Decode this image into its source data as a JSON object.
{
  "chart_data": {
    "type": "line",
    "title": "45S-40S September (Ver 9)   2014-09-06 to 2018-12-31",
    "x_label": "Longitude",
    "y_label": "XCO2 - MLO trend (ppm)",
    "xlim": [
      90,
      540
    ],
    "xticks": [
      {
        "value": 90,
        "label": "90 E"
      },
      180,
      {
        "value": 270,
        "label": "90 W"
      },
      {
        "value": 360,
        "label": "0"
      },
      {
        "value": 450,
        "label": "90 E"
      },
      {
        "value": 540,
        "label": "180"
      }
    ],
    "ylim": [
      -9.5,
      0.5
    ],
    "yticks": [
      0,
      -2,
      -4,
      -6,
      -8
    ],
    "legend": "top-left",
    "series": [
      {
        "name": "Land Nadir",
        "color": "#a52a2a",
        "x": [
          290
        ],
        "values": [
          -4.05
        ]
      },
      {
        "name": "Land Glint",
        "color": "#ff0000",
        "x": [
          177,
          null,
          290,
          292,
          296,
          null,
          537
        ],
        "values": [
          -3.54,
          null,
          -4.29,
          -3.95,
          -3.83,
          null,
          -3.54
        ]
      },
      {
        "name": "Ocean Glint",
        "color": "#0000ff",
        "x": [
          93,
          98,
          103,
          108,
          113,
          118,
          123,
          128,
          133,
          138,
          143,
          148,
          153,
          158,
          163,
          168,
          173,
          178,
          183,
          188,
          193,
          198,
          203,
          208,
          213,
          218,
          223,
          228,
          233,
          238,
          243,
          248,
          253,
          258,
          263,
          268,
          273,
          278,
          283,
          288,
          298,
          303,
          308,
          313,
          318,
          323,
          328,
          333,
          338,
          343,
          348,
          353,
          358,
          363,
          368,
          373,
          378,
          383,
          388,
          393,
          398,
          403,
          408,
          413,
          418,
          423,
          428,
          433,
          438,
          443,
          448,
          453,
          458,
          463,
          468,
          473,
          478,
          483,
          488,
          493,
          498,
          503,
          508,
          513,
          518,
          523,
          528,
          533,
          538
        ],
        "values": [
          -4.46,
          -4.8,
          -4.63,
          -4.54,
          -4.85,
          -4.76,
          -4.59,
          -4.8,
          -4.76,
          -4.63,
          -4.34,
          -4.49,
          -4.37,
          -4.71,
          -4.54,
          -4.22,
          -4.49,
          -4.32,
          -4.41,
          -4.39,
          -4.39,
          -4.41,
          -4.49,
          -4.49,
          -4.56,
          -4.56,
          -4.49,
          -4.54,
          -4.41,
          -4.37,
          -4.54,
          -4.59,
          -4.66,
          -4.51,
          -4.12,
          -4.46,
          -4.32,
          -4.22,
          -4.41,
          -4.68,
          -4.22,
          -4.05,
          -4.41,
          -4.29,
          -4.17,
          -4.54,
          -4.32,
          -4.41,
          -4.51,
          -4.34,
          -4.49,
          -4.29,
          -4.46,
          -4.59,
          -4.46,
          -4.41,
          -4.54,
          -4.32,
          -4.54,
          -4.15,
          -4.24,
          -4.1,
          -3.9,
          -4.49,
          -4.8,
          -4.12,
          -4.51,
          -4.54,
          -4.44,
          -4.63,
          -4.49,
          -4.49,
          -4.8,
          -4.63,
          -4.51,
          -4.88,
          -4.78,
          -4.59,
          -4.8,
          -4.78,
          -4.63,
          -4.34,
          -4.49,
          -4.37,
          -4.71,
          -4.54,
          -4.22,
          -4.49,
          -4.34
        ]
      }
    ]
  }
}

────────

**GOAL:**
Please quote the records above exactly, without skipping a line.

**EXERCISE ANSWER:**
Decode this image into its source data as a JSON object.
{
  "chart_data": {
    "type": "line",
    "title": "45S-40S September (Ver 9)   2014-09-06 to 2018-12-31",
    "x_label": "Longitude",
    "y_label": "XCO2 - MLO trend (ppm)",
    "xlim": [
      90,
      540
    ],
    "xticks": [
      {
        "value": 90,
        "label": "90 E"
      },
      180,
      {
        "value": 270,
        "label": "90 W"
      },
      {
        "value": 360,
        "label": "0"
      },
      {
        "value": 450,
        "label": "90 E"
      },
      {
        "value": 540,
        "label": "180"
      }
    ],
    "ylim": [
      -9.5,
      0.5
    ],
    "yticks": [
      0,
      -2,
      -4,
      -6,
      -8
    ],
    "legend": "top-left",
    "series": [
      {
        "name": "Land Nadir",
        "color": "#a52a2a",
        "x": [
          290
        ],
        "values": [
          -4.05
        ]
      },
      {
        "name": "Land Glint",
        "color": "#ff0000",
        "x": [
          177,
          null,
          290,
          292,
          296,
          null,
          537
        ],
        "values": [
          -3.54,
          null,
          -4.29,
          -3.95,
          -3.83,
          null,
          -3.54
        ]
      },
      {
        "name": "Ocean Glint",
        "color": "#0000ff",
        "x": [
          93,
          98,
          103,
          108,
          113,
          118,
          123,
          128,
          133,
          138,
          143,
          148,
          153,
          158,
          163,
          168,
          173,
          178,
          183,
          188,
          193,
          198,
          203,
          208,
          213,
          218,
          223,
          228,
          233,
          238,
          243,
          248,
          253,
          258,
          263,
          268,
          273,
          278,
          283,
          288,
          298,
          303,
          308,
          313,
          318,
          323,
          328,
          333,
          338,
          343,
          348,
          353,
          358,
          363,
          368,
          373,
          378,
          383,
          388,
          393,
          398,
          403,
          408,
          413,
          418,
          423,
          428,
          433,
          438,
          443,
          448,
          453,
          458,
          463,
          468,
          473,
          478,
          483,
          488,
          493,
          498,
          503,
          508,
          513,
          518,
          523,
          528,
          533,
          538
        ],
        "values": [
          -4.46,
          -4.8,
          -4.63,
          -4.54,
          -4.85,
          -4.76,
          -4.59,
          -4.8,
          -4.76,
          -4.63,
          -4.34,
          -4.49,
          -4.37,
          -4.71,
          -4.54,
          -4.22,
          -4.49,
          -4.32,
          -4.41,
          -4.39,
          -4.39,
          -4.41,
          -4.49,
          -4.49,
          -4.56,
          -4.56,
          -4.49,
          -4.54,
          -4.41,
          -4.37,
          -4.54,
          -4.59,
          -4.66,
          -4.51,
          -4.12,
          -4.46,
          -4.32,
          -4.22,
          -4.41,
          -4.68,
          -4.22,
          -4.05,
          -4.41,
          -4.29,
          -4.17,
          -4.54,
          -4.32,
          -4.41,
          -4.51,
          -4.34,
          -4.49,
          -4.29,
          -4.46,
          -4.59,
          -4.46,
          -4.41,
          -4.54,
          -4.32,
          -4.54,
          -4.15,
          -4.24,
          -4.1,
          -3.9,
          -4.49,
          -4.8,
          -4.12,
          -4.51,
          -4.54,
          -4.44,
          -4.63,
          -4.49,
          -4.49,
          -4.8,
          -4.63,
          -4.51,
          -4.88,
          -4.78,
          -4.59,
          -4.8,
          -4.78,
          -4.63,
          -4.34,
          -4.49,
          -4.37,
          -4.71,
          -4.54,
          -4.22,
          -4.49,
          -4.34
        ]
      }
    ]
  }
}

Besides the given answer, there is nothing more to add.